Pull every line containing "trigger" from the entries.
* * *
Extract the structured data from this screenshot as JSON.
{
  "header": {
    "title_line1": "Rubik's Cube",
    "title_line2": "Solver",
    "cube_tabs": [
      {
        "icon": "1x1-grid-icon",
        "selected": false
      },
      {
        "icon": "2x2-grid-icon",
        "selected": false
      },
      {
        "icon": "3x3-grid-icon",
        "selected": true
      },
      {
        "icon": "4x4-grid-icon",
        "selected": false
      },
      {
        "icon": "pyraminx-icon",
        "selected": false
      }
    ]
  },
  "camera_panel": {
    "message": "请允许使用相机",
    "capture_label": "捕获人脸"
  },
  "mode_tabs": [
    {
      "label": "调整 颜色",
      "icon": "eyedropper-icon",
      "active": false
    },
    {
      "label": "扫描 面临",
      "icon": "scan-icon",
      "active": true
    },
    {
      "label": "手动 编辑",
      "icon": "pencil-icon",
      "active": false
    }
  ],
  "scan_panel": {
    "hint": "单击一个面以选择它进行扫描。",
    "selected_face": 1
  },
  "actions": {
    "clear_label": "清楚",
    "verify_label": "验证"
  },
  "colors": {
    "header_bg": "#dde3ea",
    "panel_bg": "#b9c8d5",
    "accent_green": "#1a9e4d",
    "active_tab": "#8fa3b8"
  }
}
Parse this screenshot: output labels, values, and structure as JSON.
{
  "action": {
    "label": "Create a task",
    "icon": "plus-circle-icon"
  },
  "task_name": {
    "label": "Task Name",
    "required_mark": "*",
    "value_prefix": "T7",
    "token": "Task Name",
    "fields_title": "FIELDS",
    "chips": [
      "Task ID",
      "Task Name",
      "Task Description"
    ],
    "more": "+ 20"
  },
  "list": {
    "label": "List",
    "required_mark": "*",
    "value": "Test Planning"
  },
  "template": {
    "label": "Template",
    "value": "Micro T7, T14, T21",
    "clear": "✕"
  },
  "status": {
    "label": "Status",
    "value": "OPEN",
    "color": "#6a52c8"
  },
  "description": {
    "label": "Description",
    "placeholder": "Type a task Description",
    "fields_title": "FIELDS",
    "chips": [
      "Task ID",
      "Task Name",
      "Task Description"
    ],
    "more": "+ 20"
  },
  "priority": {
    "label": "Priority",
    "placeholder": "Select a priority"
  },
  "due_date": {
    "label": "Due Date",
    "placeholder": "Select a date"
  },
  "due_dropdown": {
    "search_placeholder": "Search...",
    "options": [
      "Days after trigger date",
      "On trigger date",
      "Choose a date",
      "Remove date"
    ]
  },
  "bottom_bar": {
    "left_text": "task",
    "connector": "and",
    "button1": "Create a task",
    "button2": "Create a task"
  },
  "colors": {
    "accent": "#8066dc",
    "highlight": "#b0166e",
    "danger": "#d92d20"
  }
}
* * *
**Exercise output**
      "Days after trigger date",
      "On trigger date",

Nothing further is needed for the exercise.